Output, unchanged and with nothing else, the stretch of the listing that opens with the line containing "value-cell: 1.47% — [350, 336, 405, 349]" and closes with the line containing "text-segment: 过去两年已完成大量在建工程转为固定资产工作，当前已率先进入产能爬坡阶段。 —", both of those lines included.

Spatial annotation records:
= = = = =
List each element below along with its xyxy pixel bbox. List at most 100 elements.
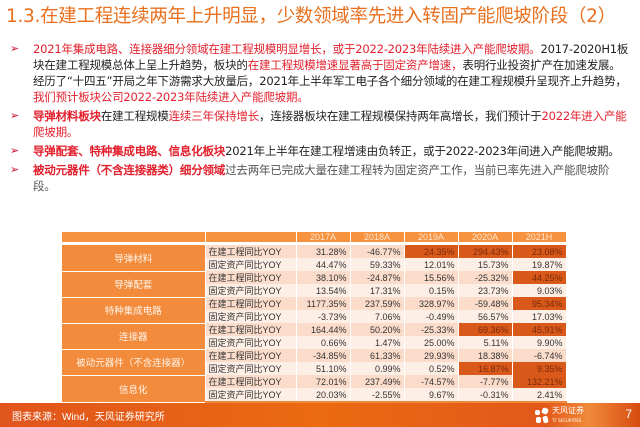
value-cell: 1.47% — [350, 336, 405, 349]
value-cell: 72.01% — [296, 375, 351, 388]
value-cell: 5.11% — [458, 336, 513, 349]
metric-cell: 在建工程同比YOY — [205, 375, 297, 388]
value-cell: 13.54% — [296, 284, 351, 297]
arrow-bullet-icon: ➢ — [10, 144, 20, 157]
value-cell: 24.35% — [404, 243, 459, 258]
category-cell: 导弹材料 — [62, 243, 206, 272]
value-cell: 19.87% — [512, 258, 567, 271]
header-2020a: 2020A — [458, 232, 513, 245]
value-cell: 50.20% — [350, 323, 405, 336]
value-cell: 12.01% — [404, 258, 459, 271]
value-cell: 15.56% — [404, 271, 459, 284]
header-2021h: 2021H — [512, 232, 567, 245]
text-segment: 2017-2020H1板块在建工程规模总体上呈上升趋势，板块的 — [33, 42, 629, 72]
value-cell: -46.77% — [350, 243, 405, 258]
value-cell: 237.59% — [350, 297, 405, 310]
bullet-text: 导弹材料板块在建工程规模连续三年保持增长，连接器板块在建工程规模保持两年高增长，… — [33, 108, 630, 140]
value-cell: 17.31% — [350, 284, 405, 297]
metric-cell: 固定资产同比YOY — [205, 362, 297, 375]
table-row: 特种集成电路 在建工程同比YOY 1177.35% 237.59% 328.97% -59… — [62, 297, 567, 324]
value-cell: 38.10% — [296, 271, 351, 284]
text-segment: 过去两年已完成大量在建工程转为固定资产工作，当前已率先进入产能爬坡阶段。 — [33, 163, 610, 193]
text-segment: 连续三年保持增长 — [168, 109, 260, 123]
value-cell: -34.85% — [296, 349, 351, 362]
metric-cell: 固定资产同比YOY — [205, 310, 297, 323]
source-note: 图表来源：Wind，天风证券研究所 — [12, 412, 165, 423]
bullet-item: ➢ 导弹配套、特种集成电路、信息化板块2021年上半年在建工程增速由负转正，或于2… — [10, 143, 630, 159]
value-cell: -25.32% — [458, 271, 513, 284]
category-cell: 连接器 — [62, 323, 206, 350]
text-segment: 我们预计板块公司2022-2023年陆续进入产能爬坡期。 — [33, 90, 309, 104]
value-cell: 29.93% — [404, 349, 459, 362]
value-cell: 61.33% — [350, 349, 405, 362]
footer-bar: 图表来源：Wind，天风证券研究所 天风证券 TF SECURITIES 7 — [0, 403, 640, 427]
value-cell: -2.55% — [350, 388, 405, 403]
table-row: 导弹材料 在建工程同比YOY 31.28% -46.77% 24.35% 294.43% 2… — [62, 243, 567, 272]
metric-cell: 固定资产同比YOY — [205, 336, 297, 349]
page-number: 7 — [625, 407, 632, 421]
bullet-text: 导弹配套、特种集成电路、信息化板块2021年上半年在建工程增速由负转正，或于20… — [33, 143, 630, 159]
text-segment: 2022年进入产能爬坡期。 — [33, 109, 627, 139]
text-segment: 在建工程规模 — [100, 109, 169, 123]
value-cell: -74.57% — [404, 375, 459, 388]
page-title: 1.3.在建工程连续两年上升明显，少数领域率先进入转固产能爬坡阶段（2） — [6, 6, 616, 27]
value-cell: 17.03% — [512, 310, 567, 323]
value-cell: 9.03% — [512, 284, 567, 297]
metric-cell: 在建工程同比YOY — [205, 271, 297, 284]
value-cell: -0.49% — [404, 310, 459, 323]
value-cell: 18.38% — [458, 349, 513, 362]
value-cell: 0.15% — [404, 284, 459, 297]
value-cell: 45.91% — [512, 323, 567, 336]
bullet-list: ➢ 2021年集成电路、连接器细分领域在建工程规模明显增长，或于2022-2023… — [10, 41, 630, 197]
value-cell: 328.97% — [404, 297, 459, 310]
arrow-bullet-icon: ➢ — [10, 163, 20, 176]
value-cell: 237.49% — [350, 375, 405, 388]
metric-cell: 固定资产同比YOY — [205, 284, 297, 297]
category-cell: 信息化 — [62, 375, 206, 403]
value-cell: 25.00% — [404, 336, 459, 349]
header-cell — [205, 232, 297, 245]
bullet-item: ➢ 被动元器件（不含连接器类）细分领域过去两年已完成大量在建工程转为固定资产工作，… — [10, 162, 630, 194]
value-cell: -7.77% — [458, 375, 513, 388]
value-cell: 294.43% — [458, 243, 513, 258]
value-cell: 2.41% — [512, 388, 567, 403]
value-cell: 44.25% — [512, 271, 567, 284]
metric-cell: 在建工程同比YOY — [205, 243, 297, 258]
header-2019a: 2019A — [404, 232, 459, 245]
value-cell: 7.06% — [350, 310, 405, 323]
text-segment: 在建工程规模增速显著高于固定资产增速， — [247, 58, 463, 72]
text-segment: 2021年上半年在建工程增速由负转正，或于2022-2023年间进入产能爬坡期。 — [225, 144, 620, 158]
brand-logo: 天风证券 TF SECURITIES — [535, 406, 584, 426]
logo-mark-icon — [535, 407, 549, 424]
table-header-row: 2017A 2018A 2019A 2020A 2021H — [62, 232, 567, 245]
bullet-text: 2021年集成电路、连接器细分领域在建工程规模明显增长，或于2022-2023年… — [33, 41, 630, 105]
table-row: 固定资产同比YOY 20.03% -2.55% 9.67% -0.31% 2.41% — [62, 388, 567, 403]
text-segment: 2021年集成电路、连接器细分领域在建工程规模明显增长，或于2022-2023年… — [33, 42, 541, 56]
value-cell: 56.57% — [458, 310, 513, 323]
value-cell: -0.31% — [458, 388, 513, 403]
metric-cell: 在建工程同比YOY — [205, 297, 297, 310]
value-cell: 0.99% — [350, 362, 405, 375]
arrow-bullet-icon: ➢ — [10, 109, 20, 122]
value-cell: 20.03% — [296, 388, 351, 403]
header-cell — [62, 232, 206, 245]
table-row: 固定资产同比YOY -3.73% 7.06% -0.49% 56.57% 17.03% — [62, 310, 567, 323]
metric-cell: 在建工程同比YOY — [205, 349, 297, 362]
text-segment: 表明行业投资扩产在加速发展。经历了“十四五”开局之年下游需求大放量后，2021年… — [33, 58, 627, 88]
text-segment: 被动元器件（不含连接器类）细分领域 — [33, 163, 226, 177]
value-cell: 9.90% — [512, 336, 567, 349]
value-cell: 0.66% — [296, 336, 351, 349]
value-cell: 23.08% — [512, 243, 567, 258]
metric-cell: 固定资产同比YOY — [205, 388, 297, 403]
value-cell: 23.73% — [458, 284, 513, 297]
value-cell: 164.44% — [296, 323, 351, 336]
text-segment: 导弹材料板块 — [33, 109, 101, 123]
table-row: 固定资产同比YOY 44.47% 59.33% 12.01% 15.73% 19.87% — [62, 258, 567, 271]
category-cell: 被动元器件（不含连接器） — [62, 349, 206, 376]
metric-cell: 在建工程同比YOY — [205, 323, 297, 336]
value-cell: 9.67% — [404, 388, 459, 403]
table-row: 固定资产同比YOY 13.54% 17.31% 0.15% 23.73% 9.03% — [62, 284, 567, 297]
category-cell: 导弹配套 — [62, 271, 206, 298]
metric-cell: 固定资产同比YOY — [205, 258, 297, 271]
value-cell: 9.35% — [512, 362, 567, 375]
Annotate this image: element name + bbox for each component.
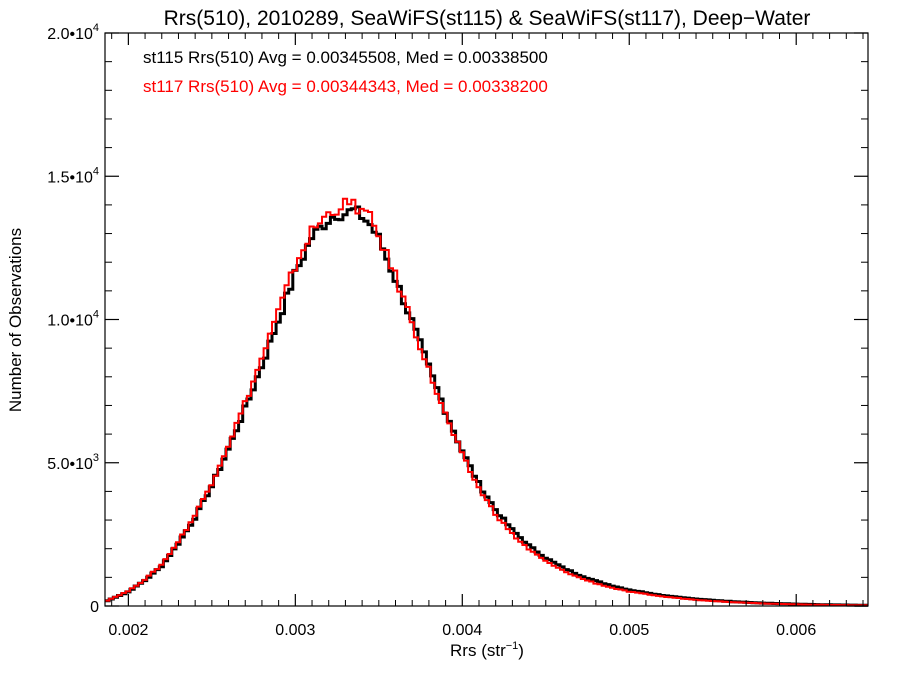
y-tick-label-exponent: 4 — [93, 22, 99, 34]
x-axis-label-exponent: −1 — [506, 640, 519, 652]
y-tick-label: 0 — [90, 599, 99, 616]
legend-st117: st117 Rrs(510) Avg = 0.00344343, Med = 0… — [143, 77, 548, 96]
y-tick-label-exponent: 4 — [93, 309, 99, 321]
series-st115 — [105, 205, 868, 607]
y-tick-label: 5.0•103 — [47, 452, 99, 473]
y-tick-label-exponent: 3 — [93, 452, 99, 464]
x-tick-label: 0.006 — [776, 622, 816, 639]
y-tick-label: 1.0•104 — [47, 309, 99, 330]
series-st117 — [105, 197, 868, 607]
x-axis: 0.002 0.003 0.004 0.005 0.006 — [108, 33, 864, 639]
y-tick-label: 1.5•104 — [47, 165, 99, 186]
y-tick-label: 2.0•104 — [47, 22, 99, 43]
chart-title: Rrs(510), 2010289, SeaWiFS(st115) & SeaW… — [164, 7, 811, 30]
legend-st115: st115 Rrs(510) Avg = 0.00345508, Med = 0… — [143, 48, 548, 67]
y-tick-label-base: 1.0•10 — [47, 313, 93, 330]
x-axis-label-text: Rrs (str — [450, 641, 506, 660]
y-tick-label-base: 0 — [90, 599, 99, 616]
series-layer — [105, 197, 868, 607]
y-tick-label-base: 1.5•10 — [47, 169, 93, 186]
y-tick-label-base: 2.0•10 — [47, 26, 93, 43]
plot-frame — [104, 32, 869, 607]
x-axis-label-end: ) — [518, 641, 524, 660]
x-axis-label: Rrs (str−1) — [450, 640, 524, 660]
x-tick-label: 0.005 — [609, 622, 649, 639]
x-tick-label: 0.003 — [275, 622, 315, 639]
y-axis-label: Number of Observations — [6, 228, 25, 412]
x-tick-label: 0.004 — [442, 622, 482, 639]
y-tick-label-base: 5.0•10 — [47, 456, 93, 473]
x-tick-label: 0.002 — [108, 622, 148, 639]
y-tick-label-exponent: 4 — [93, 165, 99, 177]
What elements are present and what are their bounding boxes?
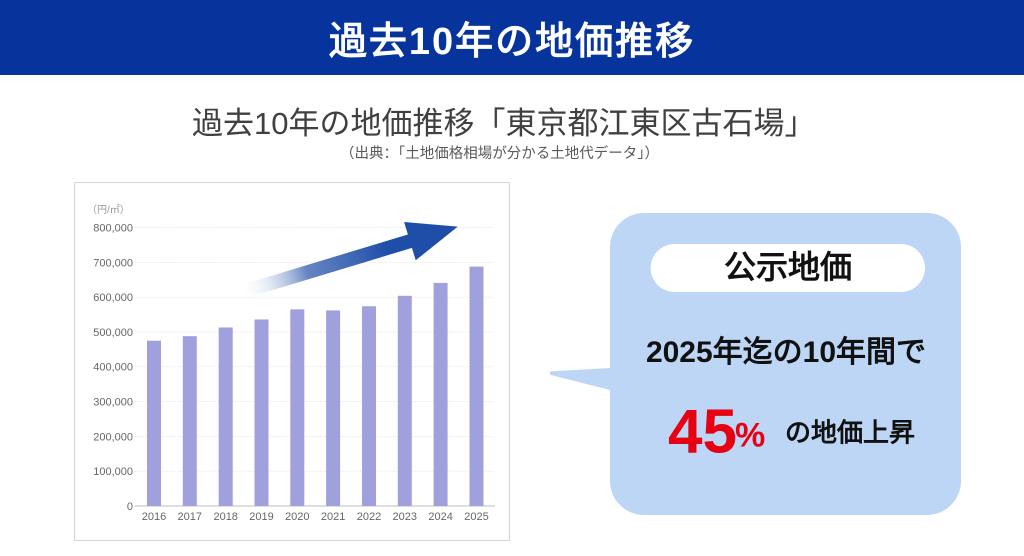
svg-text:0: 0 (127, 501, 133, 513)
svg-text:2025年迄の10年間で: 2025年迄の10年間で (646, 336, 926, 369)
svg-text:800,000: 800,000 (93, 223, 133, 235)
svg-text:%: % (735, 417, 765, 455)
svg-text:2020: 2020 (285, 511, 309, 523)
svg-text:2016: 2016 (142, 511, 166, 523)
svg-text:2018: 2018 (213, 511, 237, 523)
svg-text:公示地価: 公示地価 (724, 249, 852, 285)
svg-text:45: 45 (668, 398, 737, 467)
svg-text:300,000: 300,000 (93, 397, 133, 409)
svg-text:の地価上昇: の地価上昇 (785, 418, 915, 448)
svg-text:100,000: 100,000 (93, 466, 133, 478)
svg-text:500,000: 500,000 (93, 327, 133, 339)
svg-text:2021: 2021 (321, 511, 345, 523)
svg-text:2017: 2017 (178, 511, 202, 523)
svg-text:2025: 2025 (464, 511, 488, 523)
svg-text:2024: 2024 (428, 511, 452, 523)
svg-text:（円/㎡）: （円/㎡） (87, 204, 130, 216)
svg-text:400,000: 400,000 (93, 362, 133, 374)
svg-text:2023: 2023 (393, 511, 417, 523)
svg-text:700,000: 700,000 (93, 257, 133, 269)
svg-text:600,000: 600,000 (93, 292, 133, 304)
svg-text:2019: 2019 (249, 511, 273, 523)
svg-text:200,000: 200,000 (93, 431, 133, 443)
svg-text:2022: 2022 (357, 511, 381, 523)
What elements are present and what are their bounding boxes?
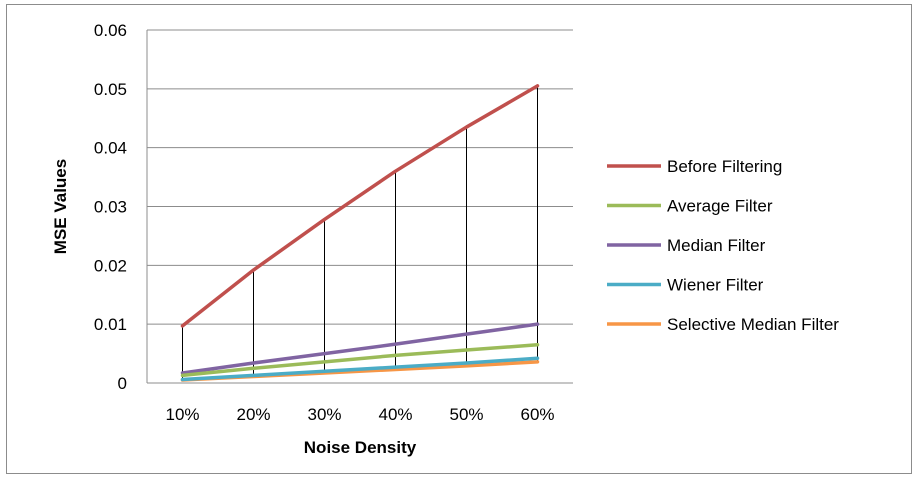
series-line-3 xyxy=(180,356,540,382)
= = = = =
Answer below:
value-cell: 1.47% — [350, 336, 405, 349]
value-cell: 72.01% — [296, 375, 351, 388]
value-cell: 5.11% — [458, 336, 513, 349]
metric-cell: 在建工程同比YOY — [205, 375, 297, 388]
value-cell: 13.54% — [296, 284, 351, 297]
arrow-bullet-icon: ➢ — [10, 144, 20, 157]
value-cell: 24.35% — [404, 243, 459, 258]
category-cell: 导弹材料 — [62, 243, 206, 272]
value-cell: 19.87% — [512, 258, 567, 271]
header-2020a: 2020A — [458, 232, 513, 245]
value-cell: 50.20% — [350, 323, 405, 336]
value-cell: 12.01% — [404, 258, 459, 271]
value-cell: 15.56% — [404, 271, 459, 284]
header-2021h: 2021H — [512, 232, 567, 245]
text-segment: 2017-2020H1板块在建工程规模总体上呈上升趋势，板块的 — [33, 42, 629, 72]
value-cell: -46.77% — [350, 243, 405, 258]
value-cell: 237.59% — [350, 297, 405, 310]
bullet-text: 导弹材料板块在建工程规模连续三年保持增长，连接器板块在建工程规模保持两年高增长，… — [33, 108, 630, 140]
value-cell: 17.31% — [350, 284, 405, 297]
metric-cell: 固定资产同比YOY — [205, 362, 297, 375]
table-row: 特种集成电路 在建工程同比YOY 1177.35% 237.59% 328.97% -59… — [62, 297, 567, 324]
value-cell: 38.10% — [296, 271, 351, 284]
text-segment: 过去两年已完成大量在建工程转为固定资产工作，当前已率先进入产能爬坡阶段。 — [33, 163, 610, 193]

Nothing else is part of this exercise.